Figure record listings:
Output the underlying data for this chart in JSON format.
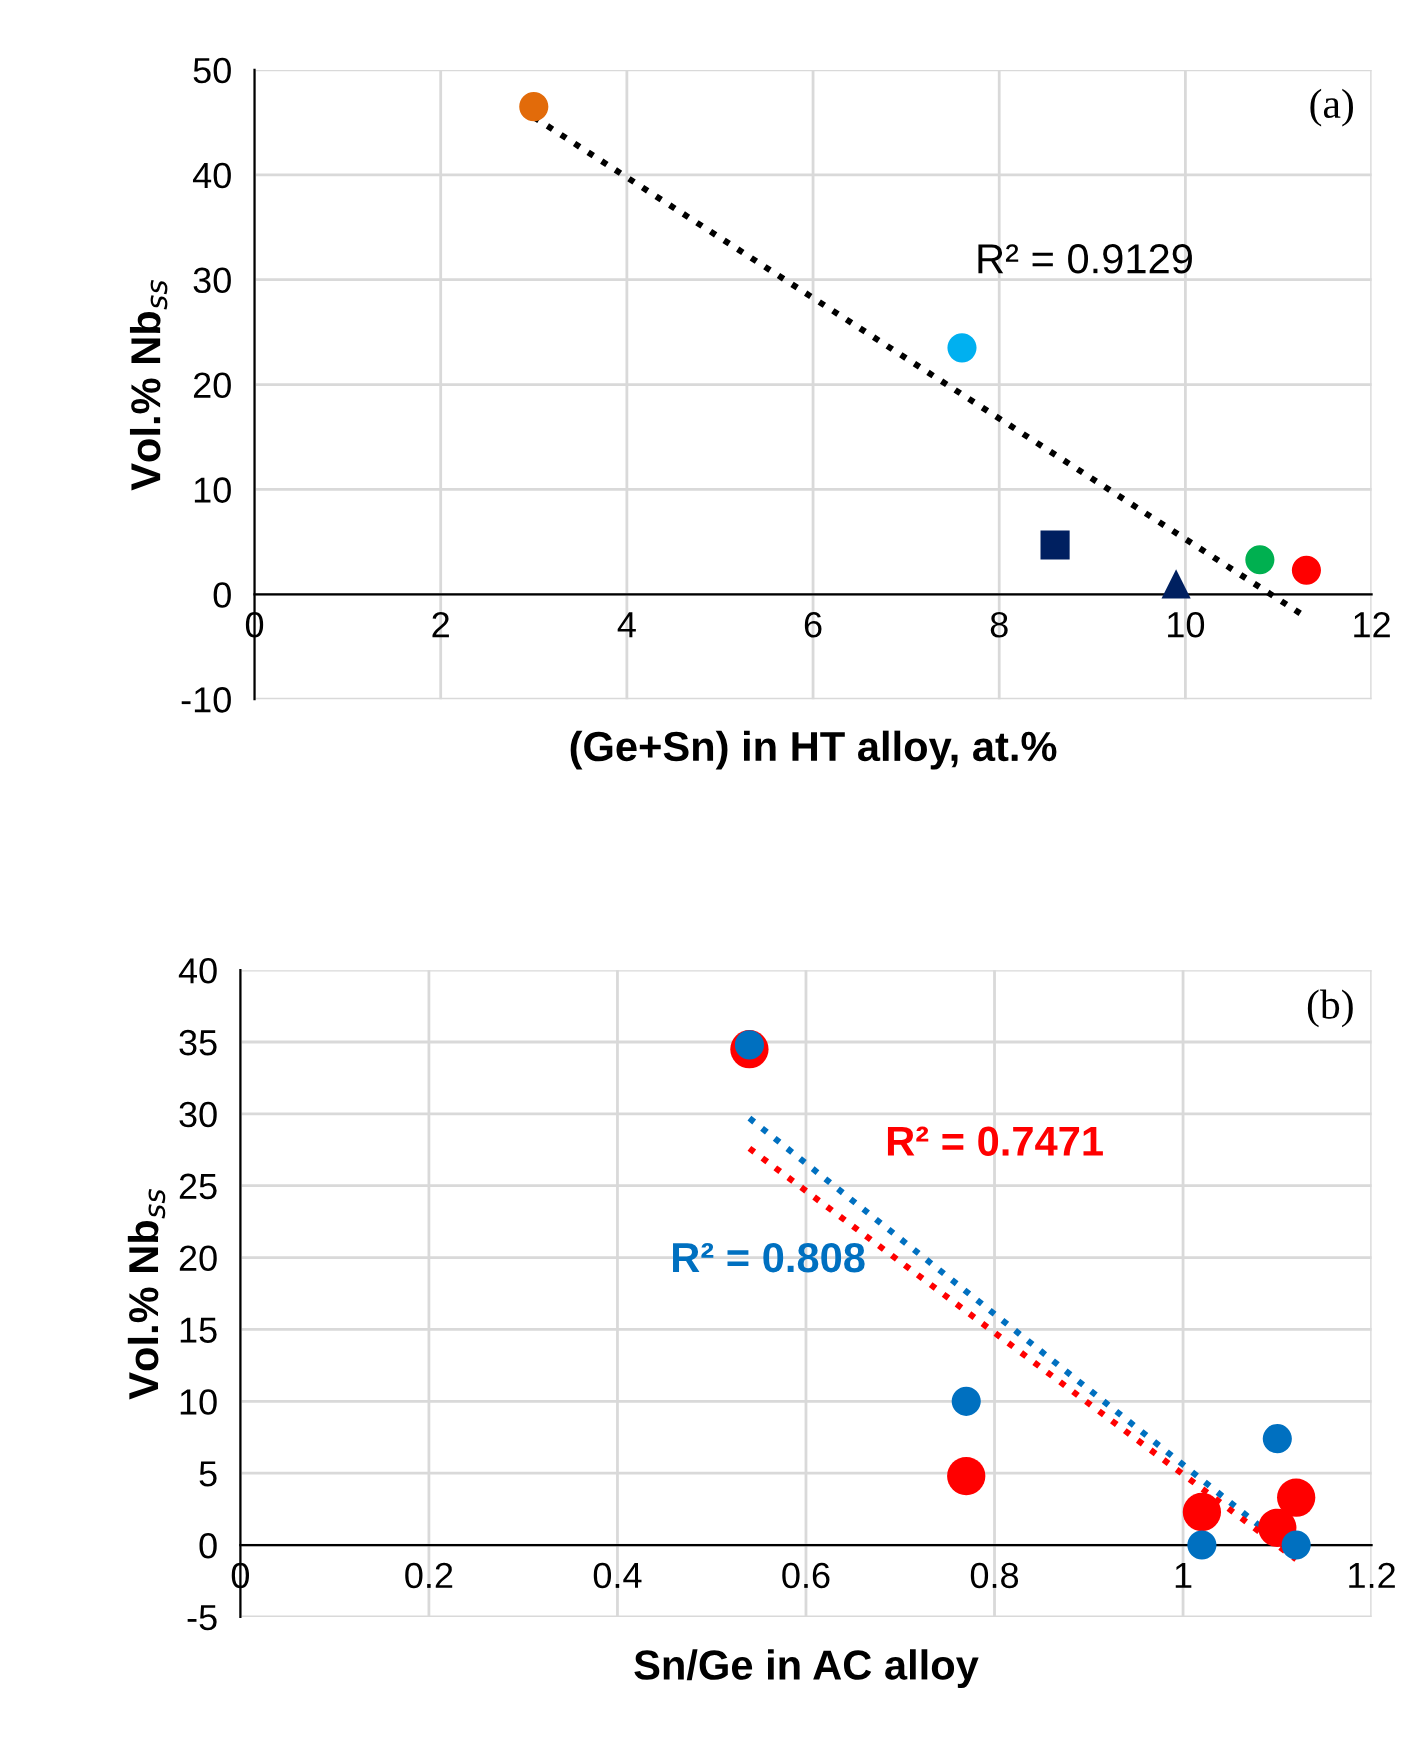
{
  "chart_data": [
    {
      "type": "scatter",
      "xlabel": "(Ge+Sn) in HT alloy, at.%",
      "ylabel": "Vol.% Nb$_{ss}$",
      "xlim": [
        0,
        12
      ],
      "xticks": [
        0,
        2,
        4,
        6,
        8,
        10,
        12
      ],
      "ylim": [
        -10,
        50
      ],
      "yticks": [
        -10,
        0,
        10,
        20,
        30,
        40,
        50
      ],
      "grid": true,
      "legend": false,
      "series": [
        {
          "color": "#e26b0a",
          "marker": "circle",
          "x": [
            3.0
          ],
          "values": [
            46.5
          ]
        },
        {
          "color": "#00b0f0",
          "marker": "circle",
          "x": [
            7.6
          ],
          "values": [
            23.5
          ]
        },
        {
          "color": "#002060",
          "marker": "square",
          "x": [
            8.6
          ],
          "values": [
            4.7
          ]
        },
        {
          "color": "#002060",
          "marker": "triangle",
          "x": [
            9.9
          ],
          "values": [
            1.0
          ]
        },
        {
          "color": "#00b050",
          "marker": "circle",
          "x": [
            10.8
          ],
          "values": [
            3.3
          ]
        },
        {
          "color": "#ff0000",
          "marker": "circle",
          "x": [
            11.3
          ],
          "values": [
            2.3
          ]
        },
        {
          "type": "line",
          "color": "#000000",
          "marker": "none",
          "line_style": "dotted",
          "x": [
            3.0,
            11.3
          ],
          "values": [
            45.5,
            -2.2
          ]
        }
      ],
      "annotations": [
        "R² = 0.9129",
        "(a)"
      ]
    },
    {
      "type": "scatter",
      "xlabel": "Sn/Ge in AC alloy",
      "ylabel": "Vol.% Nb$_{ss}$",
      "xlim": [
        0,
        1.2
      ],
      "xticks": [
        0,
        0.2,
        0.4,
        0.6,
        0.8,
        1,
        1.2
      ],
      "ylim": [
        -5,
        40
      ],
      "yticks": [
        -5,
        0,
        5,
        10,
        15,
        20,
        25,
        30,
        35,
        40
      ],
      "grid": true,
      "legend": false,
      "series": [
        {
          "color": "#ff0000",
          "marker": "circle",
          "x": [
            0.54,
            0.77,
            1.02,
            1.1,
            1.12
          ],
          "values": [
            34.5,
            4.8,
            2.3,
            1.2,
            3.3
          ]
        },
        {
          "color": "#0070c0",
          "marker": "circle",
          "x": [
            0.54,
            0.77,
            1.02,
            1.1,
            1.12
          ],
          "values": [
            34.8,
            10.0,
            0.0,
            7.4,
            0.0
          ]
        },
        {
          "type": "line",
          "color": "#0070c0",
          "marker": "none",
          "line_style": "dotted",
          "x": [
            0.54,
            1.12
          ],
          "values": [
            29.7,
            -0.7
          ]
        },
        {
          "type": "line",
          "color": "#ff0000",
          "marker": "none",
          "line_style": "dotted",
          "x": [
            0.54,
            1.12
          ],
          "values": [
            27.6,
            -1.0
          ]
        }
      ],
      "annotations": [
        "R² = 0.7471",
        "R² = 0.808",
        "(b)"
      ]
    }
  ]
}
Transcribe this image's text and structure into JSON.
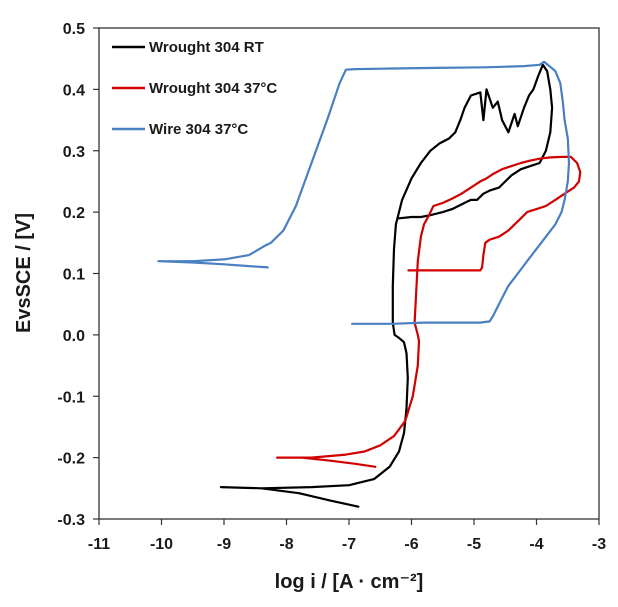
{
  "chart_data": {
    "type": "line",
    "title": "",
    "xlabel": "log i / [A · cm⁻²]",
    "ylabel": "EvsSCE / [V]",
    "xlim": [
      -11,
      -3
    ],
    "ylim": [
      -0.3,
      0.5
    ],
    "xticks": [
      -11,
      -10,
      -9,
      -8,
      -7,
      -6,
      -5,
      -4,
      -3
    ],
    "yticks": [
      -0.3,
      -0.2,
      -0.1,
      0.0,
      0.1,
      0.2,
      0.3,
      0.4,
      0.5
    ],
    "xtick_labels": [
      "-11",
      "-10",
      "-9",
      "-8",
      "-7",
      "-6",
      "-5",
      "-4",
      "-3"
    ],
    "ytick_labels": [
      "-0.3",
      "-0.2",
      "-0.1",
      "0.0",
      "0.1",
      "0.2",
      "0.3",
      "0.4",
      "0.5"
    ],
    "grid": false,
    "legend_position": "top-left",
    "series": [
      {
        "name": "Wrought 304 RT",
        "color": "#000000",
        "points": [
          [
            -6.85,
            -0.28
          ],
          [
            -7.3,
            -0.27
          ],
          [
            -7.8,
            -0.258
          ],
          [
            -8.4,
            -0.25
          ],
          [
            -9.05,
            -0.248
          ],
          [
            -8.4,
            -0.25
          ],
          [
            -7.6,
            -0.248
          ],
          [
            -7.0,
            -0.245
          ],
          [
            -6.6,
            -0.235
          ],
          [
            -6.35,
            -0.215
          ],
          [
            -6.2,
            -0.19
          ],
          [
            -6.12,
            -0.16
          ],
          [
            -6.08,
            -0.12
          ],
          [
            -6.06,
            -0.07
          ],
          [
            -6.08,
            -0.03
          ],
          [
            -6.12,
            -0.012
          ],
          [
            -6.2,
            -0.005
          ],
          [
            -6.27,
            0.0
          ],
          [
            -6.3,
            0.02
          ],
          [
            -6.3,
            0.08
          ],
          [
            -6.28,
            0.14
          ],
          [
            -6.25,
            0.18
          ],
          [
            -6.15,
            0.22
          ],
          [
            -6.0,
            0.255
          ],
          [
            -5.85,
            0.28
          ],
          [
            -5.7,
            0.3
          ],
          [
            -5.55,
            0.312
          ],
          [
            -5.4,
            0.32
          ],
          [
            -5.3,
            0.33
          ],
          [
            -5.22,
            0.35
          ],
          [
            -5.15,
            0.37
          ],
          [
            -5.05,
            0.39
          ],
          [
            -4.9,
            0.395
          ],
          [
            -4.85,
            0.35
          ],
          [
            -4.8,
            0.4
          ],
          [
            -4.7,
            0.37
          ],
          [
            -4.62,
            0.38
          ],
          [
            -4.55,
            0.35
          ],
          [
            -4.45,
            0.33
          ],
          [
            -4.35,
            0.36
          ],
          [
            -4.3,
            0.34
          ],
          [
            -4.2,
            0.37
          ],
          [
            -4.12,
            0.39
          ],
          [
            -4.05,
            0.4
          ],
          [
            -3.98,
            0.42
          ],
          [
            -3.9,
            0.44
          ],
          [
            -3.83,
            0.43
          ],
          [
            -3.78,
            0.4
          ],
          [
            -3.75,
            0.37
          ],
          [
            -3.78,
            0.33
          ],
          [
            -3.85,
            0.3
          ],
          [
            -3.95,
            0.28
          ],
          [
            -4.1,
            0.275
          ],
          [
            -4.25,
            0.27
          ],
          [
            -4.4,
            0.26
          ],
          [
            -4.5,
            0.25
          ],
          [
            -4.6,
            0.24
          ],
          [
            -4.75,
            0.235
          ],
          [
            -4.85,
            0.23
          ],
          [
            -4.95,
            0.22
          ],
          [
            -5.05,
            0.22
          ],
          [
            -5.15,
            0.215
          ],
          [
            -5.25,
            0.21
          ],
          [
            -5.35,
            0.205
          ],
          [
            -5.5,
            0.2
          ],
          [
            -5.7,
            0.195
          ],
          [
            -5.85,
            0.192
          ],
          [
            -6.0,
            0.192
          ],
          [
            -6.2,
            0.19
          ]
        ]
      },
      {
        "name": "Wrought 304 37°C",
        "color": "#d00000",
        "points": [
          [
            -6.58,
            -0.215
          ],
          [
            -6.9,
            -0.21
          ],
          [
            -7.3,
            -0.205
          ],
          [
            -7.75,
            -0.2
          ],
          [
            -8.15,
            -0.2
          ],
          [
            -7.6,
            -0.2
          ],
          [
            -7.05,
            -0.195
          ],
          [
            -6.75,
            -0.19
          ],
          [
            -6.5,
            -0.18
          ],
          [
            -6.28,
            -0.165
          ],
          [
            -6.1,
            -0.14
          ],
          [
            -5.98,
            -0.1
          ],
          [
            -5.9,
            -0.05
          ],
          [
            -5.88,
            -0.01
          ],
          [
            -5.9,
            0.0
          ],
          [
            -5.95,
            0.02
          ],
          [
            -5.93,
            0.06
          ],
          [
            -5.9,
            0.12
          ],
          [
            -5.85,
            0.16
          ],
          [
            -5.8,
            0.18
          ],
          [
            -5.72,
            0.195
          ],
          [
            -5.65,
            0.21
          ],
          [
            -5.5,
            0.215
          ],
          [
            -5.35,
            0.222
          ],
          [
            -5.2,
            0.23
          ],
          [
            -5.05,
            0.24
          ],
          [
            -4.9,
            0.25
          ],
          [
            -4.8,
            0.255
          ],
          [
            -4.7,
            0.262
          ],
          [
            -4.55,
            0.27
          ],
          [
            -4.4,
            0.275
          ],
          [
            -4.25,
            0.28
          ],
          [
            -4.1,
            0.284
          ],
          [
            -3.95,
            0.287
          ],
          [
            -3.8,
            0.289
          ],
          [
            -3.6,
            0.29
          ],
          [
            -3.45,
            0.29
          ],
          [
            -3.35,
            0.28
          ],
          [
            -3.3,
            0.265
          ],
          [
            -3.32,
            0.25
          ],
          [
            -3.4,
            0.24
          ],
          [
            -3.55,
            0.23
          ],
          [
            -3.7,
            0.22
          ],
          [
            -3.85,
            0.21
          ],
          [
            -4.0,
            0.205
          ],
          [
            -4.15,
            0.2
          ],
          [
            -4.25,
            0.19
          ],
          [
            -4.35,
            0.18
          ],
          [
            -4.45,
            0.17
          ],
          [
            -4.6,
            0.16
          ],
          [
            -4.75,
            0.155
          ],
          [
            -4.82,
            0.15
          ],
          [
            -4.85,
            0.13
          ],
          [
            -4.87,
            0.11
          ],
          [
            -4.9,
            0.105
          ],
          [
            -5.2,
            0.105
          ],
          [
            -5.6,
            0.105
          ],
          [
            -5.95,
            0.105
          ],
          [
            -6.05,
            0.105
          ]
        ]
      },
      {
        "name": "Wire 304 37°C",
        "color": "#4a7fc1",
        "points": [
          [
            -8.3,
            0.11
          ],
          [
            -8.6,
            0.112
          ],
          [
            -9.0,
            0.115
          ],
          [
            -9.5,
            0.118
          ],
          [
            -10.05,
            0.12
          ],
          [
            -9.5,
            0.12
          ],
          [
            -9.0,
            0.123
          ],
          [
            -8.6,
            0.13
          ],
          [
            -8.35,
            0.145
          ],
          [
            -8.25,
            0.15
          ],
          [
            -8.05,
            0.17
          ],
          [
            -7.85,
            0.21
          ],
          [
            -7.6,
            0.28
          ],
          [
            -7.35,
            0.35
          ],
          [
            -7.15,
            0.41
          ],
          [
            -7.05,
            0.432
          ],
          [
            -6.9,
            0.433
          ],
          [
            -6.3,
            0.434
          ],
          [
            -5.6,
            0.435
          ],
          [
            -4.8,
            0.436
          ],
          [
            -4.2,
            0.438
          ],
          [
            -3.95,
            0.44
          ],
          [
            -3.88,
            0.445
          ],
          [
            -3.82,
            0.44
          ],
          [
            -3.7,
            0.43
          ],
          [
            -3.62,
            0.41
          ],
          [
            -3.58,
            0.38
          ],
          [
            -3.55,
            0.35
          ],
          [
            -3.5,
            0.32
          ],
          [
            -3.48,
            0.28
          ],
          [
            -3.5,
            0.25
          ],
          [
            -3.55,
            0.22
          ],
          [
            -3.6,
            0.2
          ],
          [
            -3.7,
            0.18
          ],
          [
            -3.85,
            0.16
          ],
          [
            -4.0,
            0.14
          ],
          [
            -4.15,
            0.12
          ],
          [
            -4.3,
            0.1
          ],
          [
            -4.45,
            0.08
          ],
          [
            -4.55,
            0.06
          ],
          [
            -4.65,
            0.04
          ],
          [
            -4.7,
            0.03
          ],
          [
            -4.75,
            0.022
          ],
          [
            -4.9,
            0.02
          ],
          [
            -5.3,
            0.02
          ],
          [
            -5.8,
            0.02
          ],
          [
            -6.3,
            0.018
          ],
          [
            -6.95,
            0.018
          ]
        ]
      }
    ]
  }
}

== Exercise ==
Report how many lines in the listing include the word "JSON". Give nothing but the count.

== Final result ==
2